───── SUPPLIED MATERIAL ─────
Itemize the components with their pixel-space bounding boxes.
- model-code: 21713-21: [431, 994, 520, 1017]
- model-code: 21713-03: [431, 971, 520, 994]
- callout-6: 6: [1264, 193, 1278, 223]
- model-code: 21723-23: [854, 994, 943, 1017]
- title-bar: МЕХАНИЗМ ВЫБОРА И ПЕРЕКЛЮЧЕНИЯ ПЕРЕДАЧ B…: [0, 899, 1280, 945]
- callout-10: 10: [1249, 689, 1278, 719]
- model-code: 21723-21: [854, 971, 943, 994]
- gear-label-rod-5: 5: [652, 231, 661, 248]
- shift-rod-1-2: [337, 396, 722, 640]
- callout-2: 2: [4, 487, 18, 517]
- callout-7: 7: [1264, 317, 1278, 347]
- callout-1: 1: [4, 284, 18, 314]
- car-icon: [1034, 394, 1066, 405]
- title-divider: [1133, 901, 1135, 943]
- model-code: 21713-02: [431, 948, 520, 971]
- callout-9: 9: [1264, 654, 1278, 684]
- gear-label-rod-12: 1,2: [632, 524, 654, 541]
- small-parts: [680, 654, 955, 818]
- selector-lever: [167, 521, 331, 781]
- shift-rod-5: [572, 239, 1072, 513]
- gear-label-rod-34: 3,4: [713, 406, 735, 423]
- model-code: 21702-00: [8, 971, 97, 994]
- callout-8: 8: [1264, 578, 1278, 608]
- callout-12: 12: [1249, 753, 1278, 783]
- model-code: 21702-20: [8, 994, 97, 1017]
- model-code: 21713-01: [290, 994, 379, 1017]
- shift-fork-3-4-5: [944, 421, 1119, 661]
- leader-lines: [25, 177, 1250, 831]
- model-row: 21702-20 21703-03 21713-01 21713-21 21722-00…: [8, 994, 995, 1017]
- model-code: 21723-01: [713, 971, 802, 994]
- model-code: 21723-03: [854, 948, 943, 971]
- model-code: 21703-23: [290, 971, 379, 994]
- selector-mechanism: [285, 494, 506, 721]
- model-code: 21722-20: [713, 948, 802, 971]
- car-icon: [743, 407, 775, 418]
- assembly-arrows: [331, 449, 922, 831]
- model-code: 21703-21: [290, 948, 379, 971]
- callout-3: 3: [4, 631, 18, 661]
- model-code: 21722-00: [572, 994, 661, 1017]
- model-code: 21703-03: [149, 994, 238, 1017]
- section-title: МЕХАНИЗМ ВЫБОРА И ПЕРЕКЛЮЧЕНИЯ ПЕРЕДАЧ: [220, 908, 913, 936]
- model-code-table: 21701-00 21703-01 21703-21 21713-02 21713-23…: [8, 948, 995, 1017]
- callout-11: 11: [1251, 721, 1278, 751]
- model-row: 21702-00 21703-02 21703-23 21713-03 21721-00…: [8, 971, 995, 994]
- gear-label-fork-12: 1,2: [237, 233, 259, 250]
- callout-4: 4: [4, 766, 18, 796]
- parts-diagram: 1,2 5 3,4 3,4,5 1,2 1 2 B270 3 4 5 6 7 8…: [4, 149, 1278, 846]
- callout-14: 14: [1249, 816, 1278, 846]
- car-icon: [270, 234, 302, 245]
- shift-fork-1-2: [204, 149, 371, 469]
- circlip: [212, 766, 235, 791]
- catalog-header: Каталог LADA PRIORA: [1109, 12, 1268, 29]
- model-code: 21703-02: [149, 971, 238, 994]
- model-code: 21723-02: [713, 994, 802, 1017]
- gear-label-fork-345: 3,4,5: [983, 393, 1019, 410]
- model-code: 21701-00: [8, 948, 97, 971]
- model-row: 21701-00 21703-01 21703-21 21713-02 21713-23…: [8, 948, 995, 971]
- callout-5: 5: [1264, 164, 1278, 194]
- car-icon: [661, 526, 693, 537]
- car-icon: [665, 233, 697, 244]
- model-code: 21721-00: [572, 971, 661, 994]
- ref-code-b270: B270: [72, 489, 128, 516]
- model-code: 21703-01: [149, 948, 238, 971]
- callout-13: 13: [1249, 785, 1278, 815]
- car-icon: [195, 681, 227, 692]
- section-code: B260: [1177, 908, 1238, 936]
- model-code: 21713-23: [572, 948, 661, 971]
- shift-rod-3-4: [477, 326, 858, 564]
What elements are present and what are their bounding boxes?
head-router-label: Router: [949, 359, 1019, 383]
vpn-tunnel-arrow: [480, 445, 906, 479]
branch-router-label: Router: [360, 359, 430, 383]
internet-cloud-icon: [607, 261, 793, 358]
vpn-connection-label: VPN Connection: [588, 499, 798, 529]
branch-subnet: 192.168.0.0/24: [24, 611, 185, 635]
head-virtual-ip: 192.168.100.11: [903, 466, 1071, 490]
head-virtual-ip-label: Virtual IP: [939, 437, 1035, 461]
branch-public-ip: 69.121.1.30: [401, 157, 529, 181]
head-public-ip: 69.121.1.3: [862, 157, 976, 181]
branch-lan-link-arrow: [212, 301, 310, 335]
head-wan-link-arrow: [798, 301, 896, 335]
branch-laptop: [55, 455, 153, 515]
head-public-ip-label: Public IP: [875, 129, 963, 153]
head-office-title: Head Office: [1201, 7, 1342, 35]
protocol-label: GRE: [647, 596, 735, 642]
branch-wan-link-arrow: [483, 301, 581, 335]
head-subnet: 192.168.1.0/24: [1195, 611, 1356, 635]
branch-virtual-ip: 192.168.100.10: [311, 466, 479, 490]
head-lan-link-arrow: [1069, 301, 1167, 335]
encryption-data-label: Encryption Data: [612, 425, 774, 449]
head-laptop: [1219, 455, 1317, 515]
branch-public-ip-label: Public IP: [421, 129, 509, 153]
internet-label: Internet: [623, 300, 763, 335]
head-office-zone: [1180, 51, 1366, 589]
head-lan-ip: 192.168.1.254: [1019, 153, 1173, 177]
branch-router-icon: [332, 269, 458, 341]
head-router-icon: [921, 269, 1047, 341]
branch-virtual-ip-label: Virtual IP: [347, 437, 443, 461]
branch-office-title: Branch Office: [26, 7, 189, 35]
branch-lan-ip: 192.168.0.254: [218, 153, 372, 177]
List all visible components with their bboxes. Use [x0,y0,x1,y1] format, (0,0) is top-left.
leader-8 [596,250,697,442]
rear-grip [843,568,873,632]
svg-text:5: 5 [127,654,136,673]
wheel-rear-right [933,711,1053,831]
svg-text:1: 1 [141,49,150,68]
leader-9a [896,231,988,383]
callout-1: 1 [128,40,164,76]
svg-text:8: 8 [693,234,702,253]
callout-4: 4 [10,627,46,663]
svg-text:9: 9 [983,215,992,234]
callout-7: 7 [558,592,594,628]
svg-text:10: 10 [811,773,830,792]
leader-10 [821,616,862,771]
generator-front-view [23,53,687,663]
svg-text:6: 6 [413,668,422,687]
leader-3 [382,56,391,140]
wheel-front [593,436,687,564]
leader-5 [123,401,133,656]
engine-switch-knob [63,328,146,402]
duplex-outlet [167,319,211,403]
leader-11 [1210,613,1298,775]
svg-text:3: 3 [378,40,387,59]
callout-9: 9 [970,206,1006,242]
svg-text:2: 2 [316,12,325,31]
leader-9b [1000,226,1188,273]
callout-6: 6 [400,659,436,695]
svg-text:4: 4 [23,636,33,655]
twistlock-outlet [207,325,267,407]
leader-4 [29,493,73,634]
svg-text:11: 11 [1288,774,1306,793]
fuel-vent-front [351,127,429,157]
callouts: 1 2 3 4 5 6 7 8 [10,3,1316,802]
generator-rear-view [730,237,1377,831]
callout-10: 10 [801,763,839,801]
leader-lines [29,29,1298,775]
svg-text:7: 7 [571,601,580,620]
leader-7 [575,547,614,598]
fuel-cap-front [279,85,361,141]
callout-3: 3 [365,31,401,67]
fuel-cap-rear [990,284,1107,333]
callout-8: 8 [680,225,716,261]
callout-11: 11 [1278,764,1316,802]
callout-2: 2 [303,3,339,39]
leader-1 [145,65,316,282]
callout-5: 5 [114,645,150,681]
─────
> WHAT IS ASKED
Put the lines from the start of the records through the line containing "- shift-rod-5: [572, 239, 1072, 513]", both included, into a JSON list of strings with one string per line and any blank lines left out.

> EXERCISE RESULT
[
  "Itemize the components with their pixel-space bounding boxes.",
  "- model-code: 21713-21: [431, 994, 520, 1017]",
  "- model-code: 21713-03: [431, 971, 520, 994]",
  "- callout-6: 6: [1264, 193, 1278, 223]",
  "- model-code: 21723-23: [854, 994, 943, 1017]",
  "- title-bar: МЕХАНИЗМ ВЫБОРА И ПЕРЕКЛЮЧЕНИЯ ПЕРЕДАЧ B…: [0, 899, 1280, 945]",
  "- callout-10: 10: [1249, 689, 1278, 719]",
  "- model-code: 21723-21: [854, 971, 943, 994]",
  "- gear-label-rod-5: 5: [652, 231, 661, 248]",
  "- shift-rod-1-2: [337, 396, 722, 640]",
  "- callout-2: 2: [4, 487, 18, 517]",
  "- callout-7: 7: [1264, 317, 1278, 347]",
  "- callout-1: 1: [4, 284, 18, 314]",
  "- car-icon: [1034, 394, 1066, 405]",
  "- title-divider: [1133, 901, 1135, 943]",
  "- model-code: 21713-02: [431, 948, 520, 971]",
  "- callout-9: 9: [1264, 654, 1278, 684]",
  "- gear-label-rod-12: 1,2: [632, 524, 654, 541]",
  "- small-parts: [680, 654, 955, 818]",
  "- selector-lever: [167, 521, 331, 781]",
  "- shift-rod-5: [572, 239, 1072, 513]"
]